(Bounding box entries)
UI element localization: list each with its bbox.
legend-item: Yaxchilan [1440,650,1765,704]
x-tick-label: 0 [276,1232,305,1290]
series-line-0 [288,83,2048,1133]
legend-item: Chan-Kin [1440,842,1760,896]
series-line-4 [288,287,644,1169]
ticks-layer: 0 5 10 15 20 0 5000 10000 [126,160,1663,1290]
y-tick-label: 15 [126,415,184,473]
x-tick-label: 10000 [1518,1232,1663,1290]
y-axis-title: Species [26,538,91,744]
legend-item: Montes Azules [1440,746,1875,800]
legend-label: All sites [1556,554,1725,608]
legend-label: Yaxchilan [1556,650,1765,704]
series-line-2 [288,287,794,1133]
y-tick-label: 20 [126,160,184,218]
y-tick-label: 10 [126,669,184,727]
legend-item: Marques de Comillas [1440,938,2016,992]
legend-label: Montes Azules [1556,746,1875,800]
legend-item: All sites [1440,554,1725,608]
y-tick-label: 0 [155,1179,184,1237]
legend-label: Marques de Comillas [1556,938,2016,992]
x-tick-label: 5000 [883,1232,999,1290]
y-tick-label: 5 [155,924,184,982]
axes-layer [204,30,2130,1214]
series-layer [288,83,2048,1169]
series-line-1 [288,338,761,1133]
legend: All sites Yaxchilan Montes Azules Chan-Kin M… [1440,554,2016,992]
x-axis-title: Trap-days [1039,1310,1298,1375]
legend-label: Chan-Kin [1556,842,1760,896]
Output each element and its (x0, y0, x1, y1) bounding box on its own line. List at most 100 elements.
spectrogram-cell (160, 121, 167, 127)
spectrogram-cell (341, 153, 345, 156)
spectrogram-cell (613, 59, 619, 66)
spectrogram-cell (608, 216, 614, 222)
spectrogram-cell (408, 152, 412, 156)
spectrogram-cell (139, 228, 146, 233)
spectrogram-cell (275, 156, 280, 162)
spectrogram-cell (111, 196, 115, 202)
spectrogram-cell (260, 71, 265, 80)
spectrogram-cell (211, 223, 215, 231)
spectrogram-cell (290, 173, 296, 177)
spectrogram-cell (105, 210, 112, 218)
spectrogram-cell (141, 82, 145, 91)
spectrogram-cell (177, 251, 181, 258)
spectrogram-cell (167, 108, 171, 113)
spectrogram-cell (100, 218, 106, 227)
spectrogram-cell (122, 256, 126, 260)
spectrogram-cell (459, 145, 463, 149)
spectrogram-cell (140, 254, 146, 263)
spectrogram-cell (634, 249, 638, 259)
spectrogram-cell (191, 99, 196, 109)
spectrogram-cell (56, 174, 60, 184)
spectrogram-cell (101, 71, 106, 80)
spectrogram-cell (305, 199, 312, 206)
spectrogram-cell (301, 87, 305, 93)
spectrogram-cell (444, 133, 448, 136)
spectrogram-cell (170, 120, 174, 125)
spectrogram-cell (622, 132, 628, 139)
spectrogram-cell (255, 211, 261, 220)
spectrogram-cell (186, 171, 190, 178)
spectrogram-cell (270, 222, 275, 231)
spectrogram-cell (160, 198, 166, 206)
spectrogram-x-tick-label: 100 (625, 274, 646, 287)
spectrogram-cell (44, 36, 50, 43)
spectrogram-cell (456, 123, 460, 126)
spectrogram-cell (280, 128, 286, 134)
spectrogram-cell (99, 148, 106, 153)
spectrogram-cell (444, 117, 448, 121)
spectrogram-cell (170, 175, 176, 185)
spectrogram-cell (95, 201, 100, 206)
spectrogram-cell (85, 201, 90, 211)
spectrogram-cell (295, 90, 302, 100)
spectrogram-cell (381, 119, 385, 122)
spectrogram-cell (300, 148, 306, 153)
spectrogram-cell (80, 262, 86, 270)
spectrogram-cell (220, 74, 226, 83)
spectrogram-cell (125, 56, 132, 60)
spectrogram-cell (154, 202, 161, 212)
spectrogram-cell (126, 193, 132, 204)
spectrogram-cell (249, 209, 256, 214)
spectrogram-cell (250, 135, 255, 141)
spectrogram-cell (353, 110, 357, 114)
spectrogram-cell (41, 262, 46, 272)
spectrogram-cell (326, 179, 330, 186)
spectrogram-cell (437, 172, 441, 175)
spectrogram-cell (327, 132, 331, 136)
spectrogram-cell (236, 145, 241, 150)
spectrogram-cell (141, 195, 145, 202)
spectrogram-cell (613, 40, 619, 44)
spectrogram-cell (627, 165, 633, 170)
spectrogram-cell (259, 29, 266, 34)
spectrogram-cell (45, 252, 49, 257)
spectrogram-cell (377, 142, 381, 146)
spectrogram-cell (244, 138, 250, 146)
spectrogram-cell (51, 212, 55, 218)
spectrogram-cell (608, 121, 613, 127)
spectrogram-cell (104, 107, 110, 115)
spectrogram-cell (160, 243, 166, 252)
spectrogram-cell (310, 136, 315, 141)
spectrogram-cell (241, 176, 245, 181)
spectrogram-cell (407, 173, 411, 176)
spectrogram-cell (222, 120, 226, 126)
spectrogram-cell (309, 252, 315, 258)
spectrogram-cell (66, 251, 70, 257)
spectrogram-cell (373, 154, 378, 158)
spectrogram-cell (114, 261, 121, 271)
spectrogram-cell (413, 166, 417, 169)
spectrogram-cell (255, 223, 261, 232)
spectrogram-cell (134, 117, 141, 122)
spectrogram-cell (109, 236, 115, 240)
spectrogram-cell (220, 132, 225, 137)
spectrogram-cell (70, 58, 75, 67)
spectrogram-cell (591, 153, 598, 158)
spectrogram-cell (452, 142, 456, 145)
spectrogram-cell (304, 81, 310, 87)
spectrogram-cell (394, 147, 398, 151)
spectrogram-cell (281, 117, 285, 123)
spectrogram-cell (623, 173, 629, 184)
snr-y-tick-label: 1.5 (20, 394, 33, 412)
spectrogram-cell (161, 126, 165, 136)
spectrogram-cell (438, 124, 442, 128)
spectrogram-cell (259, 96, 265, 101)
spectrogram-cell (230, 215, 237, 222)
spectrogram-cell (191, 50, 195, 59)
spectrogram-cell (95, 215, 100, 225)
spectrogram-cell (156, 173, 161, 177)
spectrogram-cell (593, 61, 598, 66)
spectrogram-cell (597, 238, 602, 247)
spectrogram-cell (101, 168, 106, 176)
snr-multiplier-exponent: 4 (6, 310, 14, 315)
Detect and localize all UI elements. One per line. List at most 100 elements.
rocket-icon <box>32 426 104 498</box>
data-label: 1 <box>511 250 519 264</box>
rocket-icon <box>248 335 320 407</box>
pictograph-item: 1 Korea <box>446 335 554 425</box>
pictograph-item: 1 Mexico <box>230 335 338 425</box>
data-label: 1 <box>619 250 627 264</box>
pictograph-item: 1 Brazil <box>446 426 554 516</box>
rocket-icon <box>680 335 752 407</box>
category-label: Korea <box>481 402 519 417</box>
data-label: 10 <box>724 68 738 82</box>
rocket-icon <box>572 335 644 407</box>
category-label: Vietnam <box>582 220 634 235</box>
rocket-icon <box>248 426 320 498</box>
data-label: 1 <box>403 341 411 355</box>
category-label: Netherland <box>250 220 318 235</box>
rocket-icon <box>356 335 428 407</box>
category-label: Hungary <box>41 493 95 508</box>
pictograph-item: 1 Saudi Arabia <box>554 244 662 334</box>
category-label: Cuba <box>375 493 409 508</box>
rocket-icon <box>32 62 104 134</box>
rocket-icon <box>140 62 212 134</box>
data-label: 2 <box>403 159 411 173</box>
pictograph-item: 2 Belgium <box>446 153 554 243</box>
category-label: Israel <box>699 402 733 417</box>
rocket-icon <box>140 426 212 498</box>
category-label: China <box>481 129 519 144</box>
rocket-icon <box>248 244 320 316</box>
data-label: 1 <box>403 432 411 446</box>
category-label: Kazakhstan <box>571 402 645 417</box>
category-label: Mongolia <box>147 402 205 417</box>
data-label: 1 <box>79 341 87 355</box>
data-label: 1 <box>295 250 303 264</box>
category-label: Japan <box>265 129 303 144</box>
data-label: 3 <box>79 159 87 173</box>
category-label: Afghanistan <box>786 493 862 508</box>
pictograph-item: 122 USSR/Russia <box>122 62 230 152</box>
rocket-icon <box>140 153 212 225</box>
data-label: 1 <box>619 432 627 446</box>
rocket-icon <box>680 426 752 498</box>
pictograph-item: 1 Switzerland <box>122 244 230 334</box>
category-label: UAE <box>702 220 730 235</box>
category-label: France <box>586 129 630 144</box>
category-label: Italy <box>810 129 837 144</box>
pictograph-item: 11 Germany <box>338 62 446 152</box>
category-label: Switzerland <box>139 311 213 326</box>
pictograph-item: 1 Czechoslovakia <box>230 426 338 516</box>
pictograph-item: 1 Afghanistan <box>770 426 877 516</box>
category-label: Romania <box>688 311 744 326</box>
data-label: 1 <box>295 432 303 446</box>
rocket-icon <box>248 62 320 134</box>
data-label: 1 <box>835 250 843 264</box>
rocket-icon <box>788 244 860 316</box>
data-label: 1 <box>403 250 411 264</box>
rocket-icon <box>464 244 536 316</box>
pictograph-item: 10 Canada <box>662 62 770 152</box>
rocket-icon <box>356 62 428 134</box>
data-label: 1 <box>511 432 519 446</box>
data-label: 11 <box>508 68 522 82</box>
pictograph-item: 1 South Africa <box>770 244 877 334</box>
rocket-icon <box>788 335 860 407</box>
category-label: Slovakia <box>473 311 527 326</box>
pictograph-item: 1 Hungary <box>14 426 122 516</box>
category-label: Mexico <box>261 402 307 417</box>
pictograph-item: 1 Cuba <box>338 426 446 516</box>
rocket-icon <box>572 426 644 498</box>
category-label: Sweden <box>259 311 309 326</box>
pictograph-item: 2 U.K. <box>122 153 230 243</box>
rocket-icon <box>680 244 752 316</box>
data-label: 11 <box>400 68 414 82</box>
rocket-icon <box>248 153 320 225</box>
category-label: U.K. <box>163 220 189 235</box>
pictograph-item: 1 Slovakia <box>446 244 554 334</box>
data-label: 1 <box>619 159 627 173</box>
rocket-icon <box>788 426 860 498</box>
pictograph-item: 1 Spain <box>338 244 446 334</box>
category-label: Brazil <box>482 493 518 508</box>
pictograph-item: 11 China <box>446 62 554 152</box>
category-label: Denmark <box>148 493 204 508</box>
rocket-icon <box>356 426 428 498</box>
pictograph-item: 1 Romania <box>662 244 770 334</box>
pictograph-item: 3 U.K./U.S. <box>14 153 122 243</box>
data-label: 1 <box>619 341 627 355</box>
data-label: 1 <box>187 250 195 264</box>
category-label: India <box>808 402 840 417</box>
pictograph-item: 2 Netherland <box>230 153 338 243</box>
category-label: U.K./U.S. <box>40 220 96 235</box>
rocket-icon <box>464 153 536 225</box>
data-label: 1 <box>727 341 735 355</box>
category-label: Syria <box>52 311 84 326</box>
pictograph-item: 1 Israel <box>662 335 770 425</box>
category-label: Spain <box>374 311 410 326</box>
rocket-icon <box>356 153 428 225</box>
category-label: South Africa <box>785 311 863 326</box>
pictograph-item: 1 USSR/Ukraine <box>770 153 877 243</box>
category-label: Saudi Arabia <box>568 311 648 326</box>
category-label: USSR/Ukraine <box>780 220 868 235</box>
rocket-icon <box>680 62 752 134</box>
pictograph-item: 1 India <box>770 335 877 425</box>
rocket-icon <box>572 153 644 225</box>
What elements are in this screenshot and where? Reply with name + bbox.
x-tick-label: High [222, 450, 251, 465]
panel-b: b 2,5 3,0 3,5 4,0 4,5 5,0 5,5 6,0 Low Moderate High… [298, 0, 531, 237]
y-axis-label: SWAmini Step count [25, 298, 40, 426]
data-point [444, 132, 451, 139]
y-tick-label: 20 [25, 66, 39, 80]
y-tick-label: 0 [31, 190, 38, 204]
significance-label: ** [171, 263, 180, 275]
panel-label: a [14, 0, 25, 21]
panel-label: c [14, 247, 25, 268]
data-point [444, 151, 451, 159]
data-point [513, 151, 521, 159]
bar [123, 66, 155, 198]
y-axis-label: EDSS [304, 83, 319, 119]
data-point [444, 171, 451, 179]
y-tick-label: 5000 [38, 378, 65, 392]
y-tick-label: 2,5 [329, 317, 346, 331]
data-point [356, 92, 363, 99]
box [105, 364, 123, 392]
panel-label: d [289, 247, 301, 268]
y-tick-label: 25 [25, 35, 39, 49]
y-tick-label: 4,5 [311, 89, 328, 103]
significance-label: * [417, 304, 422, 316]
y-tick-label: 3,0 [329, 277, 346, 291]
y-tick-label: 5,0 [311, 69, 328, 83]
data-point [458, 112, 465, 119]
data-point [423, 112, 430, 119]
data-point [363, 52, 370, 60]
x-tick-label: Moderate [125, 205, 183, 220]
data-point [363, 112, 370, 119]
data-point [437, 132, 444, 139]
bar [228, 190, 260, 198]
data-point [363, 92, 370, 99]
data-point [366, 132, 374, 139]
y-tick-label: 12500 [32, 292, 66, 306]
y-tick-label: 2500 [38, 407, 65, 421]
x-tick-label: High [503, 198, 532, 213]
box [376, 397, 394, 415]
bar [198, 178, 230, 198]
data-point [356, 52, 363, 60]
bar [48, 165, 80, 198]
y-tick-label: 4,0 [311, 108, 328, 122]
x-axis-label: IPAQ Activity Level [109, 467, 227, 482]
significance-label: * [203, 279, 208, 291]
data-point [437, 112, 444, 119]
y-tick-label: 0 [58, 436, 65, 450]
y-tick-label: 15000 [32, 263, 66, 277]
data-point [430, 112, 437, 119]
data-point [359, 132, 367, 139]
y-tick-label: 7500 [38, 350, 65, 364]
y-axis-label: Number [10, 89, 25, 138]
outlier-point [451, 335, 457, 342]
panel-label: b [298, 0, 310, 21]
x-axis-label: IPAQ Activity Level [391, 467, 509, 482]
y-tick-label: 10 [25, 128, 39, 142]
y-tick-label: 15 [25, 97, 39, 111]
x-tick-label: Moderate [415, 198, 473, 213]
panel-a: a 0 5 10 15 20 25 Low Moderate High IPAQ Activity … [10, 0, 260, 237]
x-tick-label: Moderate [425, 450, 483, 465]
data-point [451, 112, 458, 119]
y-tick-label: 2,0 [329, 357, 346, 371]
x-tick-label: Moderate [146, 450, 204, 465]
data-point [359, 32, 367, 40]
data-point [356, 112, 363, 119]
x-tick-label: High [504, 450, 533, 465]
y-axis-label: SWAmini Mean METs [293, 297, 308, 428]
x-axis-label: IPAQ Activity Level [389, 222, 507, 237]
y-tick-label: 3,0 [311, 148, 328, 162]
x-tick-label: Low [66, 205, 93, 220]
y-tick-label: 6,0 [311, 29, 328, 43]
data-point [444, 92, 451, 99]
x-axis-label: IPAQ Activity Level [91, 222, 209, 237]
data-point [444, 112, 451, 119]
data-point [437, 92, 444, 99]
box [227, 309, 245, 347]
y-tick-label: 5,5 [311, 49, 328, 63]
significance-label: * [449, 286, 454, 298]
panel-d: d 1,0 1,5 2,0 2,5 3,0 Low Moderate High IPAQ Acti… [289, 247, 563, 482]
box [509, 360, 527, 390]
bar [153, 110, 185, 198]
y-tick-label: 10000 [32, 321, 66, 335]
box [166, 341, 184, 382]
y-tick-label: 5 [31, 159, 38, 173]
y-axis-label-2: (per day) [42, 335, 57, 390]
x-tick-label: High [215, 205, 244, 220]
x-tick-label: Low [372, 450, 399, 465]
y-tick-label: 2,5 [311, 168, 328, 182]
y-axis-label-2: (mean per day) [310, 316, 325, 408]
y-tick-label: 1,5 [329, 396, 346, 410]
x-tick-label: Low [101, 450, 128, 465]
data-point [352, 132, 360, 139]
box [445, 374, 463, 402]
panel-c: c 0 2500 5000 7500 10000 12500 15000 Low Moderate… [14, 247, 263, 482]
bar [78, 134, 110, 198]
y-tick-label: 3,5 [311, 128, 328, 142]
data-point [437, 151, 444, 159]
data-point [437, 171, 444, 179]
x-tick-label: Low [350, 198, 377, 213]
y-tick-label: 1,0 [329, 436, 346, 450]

### Stated problem
Copy out everything from the first line of the records down to the line containing "y-tick-label: 0 [155,1179,184,1237]", keeping each line identical to the original.

### Output below
UI element localization: list each with its bbox.
legend-item: Yaxchilan [1440,650,1765,704]
x-tick-label: 0 [276,1232,305,1290]
series-line-0 [288,83,2048,1133]
legend-item: Chan-Kin [1440,842,1760,896]
series-line-4 [288,287,644,1169]
ticks-layer: 0 5 10 15 20 0 5000 10000 [126,160,1663,1290]
y-tick-label: 15 [126,415,184,473]
x-tick-label: 10000 [1518,1232,1663,1290]
y-axis-title: Species [26,538,91,744]
legend-item: Montes Azules [1440,746,1875,800]
legend-label: All sites [1556,554,1725,608]
legend-label: Yaxchilan [1556,650,1765,704]
series-line-2 [288,287,794,1133]
y-tick-label: 20 [126,160,184,218]
y-tick-label: 10 [126,669,184,727]
legend-item: Marques de Comillas [1440,938,2016,992]
legend-label: Montes Azules [1556,746,1875,800]
legend-item: All sites [1440,554,1725,608]
y-tick-label: 0 [155,1179,184,1237]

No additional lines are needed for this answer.